PROBLEM DESCRIPTION - Using the listing below, please gather every line containing the word "独習花子".

* START *

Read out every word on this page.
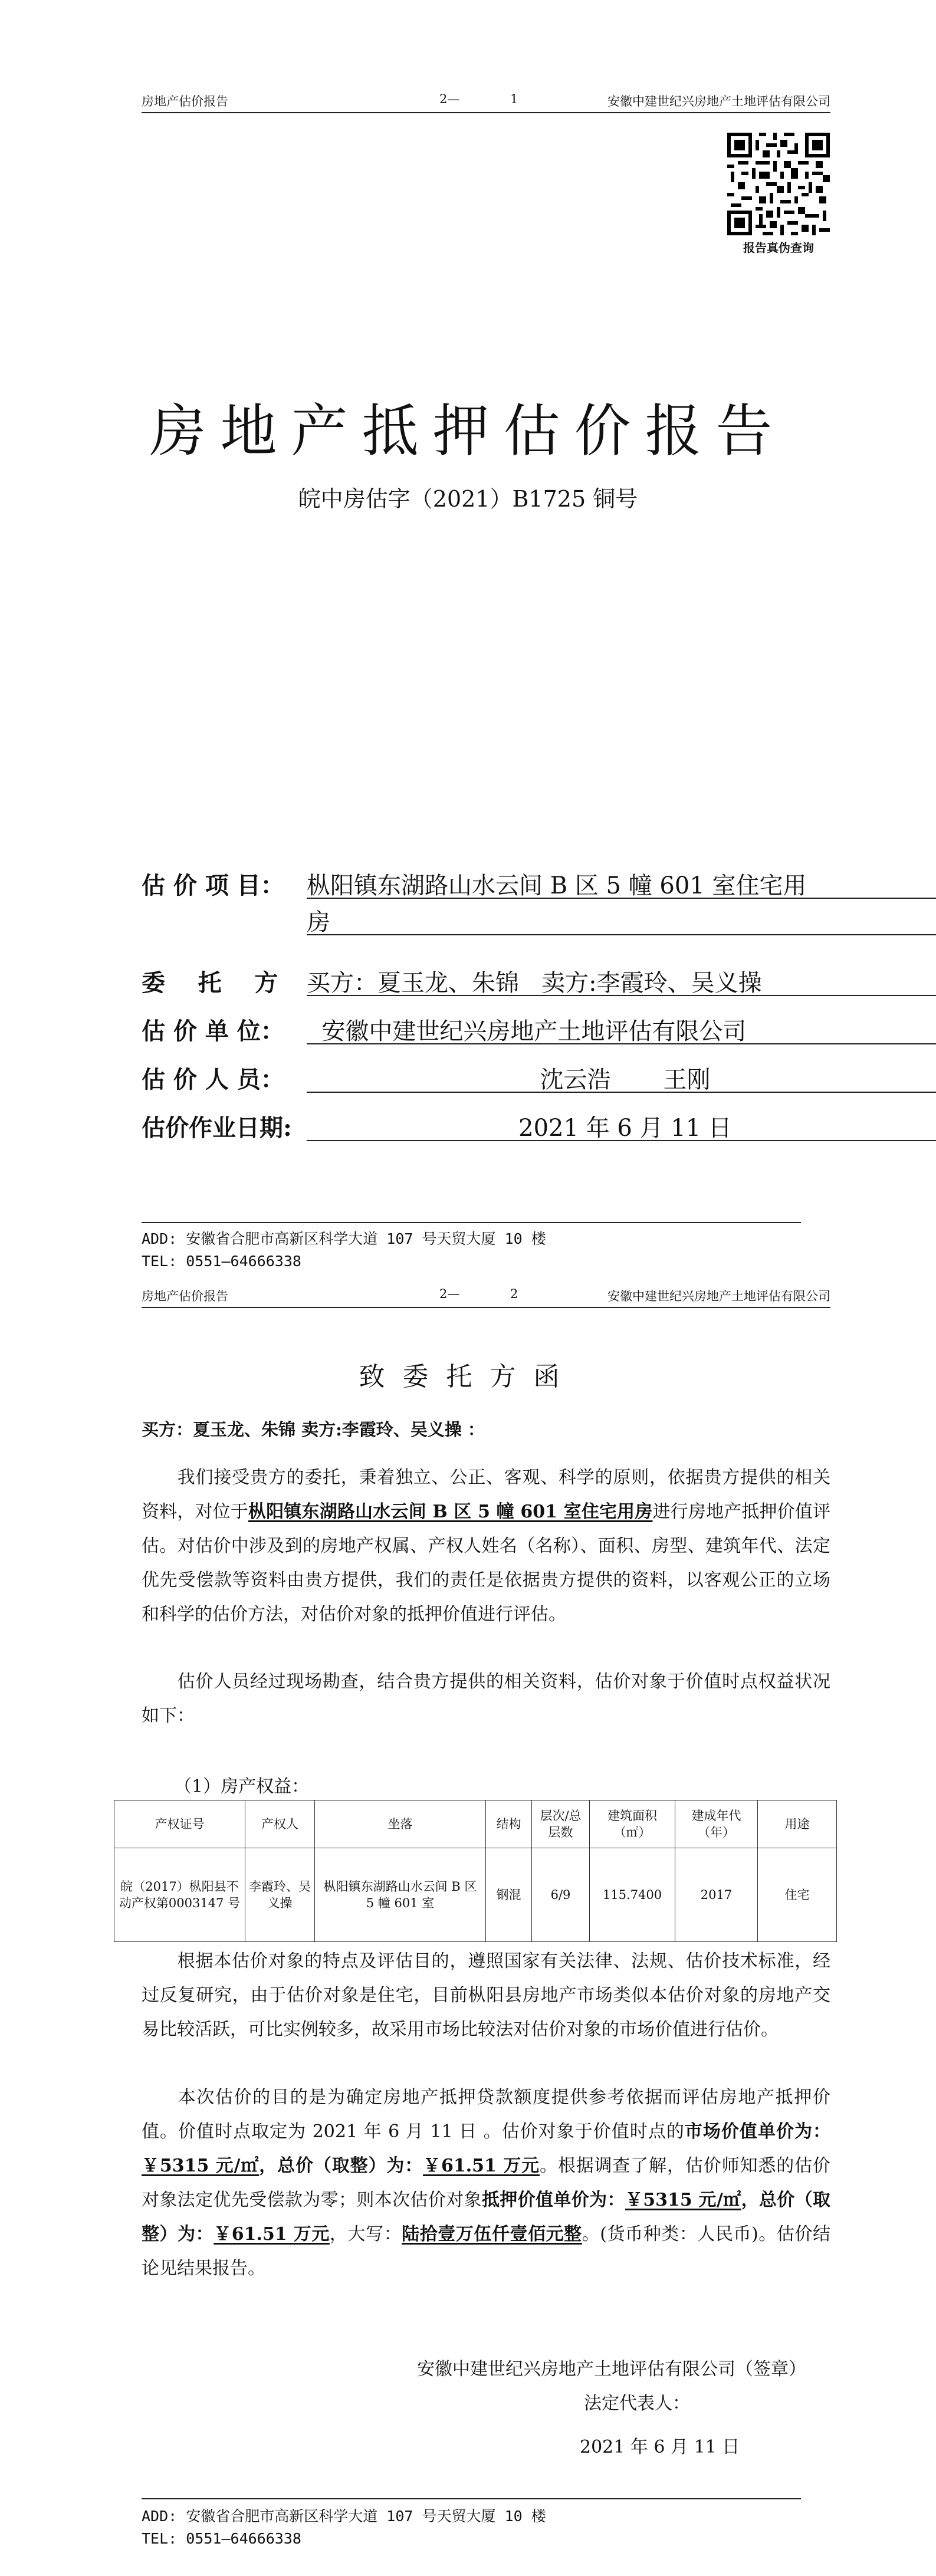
房地产估价报告	2—	1	安徽中建世纪兴房地产土地评估有限公司
报告真伪查询
房地产抵押估价报告
皖中房估字（2021）B1725 铜号
估 价 项 目： 枞阳镇东湖路山水云间 B 区 5 幢 601 室住宅用
房
委    托    方 买方：夏玉龙、朱锦   卖方:李霞玲、吴义操
估 价 单 位： 安徽中建世纪兴房地产土地评估有限公司
估 价 人 员：	沈云浩       王刚
估价作业日期:	2021 年 6 月 11 日
ADD: 安徽省合肥市高新区科学大道 107 号天贸大厦 10 楼
TEL: 0551—64666338
房地产估价报告	2—	2	安徽中建世纪兴房地产土地评估有限公司
致委托方函
买方：夏玉龙、朱锦 卖方:李霞玲、吴义操 ：
我们接受贵方的委托，秉着独立、公正、客观、科学的原则，依据贵方提供的相关资料，对位于枞阳镇东湖路山水云间 B 区 5 幢 601 室住宅用房进行房地产抵押价值评估。对估价中涉及到的房地产权属、产权人姓名（名称）、面积、房型、建筑年代、法定优先受偿款等资料由贵方提供，我们的责任是依据贵方提供的资料，以客观公正的立场和科学的估价方法，对估价对象的抵押价值进行评估。
估价人员经过现场勘查，结合贵方提供的相关资料，估价对象于价值时点权益状况如下：
（1）房产权益：
产权证号	产权人	坐落	结构	层次/总层数	建筑面积（㎡）	建成年代（年）	用途
皖（2017）枞阳县不动产权第0003147 号	李霞玲、吴义操	枞阳镇东湖路山水云间 B 区 5 幢 601 室	钢混	6/9	115.7400	2017	住宅
根据本估价对象的特点及评估目的，遵照国家有关法律、法规、估价技术标准，经过反复研究，由于估价对象是住宅，目前枞阳县房地产市场类似本估价对象的房地产交易比较活跃，可比实例较多，故采用市场比较法对估价对象的市场价值进行估价。
本次估价的目的是为确定房地产抵押贷款额度提供参考依据而评估房地产抵押价值。价值时点取定为 2021 年 6 月 11 日 。估价对象于价值时点的市场价值单价为：￥5315 元/㎡，总价（取整）为：￥61.51 万元。根据调查了解，估价师知悉的估价对象法定优先受偿款为零；则本次估价对象抵押价值单价为：￥5315 元/㎡，总价（取整）为：￥61.51 万元，大写：陆拾壹万伍仟壹佰元整。(货币种类：人民币)。估价结论见结果报告。
安徽中建世纪兴房地产土地评估有限公司（签章）
法定代表人：
2021 年 6 月 11 日
ADD: 安徽省合肥市高新区科学大道 107 号天贸大厦 10 楼
TEL: 0551—64666338
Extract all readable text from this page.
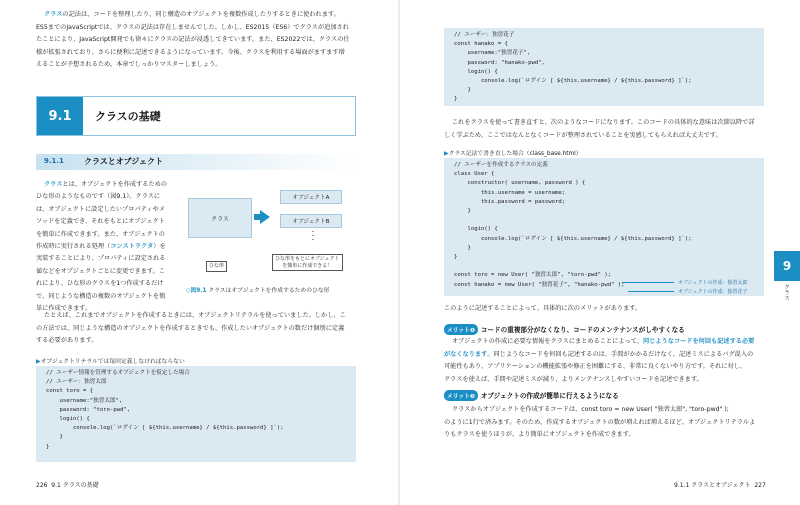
クラスの記法は、コードを整理したり、同じ構造のオブジェクトを複数作成したりするときに使われます。
ES5までのJavaScriptでは、クラスの記法は存在しませんでした。しかし、ES2015（ES6）でクラスが追加され
たことにより、JavaScript開発でも徐々にクラスの記法が浸透してきています。また、ES2022では、クラスの仕
様が拡張されており、さらに便利に記述できるようになっています。今後、クラスを利用する場面がますます増
えることが予想されるため、本章でしっかりマスターしましょう。
9.1	クラスの基礎
9.1.1	クラスとオブジェクト
クラスとは、オブジェクトを作成するための
ひな形のようなものです（図9.1）。クラスに
は、オブジェクトに設定したいプロパティやメ
ソッドを定義でき、それをもとにオブジェクト
を簡単に作成できます。また、オブジェクトの
作成時に実行される処理（コンストラクタ）を
実装することにより、プロパティに設定される
値などをオブジェクトごとに変更できます。こ
れにより、ひな形のクラスを1つ作成するだけ
で、同じような構造の複数のオブジェクトを簡
単に作成できます。
クラス
オブジェクトA
オブジェクトB
・
・
・
ひな形
ひな形をもとにオブジェクト
を簡単に作成できる！
◇図9.1 クラスはオブジェクトを作成するためのひな形
たとえば、これまでオブジェクトを作成するときには、オブジェクトリテラルを使っていました。しかし、こ
の方法では、同じような構造のオブジェクトを作成するときでも、作成したいオブジェクトの数だけ個別に定義
する必要があります。
▶オブジェクトリテラルでは毎回定義しなければならない
// ユーザー情報を管理するオブジェクトを仮定した場合
// ユーザー：独習太郎
const toro = {
username:"独習太郎",
password: "toro-pwd",
login() {
console.log(`ログイン [ ${this.username} / ${this.password} ]`);
}
}
226 9.1 クラスの基礎
// ユーザー：独習花子
const hanako = {
username:"独習花子",
password: "hanako-pwd",
login() {
console.log(`ログイン [ ${this.username} / ${this.password} ]`);
}
}
これをクラスを使って書き直すと、次のようなコードになります。このコードの具体的な意味は次節以降で詳
しく学ぶため、ここではなんとなくコードが整理されていることを実感してもらえれば大丈夫です。
▶クラス記法で書き直した場合（class_base.html）
// ユーザーを作成するクラスの定義
class User {
constructor( username, password ) {
this.username = username;
this.password = password;
}

login() {
console.log(`ログイン [ ${this.username} / ${this.password} ]`);
}
}

const toro = new User( "独習太郎", "toro-pwd" );
const hanako = new User( "独習花子", "hanako-pwd" );	オブジェクトの作成：独習太郎
オブジェクトの作成：独習花子
このように記述することによって、具体的に次のメリットがあります。
メリット❶ コードの重複部分がなくなり、コードのメンテナンスがしやすくなる
オブジェクトの作成に必要な情報をクラスにまとめることによって、同じようなコードを何回も記述する必要
がなくなります。同じようなコードを何回も記述するのは、手間がかかるだけなく、記述ミスによるバグ混入の
可能性もあり、アプリケーションの機能拡張や修正を困難にする、非常に良くないやり方です。それに対し、
クラスを使えば、手間や記述ミスが減り、よりメンテナンスしやすいコードを記述できます。
メリット❷ オブジェクトの作成が簡単に行えるようになる
クラスからオブジェクトを作成するコードは、const toro = new User( "独習太郎", "toro-pwd" );
のように1行で済みます。そのため、作成するオブジェクトの数が増えれば増えるほど、オブジェクトリテラルよ
りもクラスを使うほうが、より簡単にオブジェクトを作成できます。
9.1.1 クラスとオブジェクト 227
9
クラス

* END *

EXERCISE RESPONSE -
// ユーザー：独習花子
username:"独習花子",
const hanako = new User( "独習花子", "hanako-pwd" );	オブジェクトの作成：独習太郎
オブジェクトの作成：独習花子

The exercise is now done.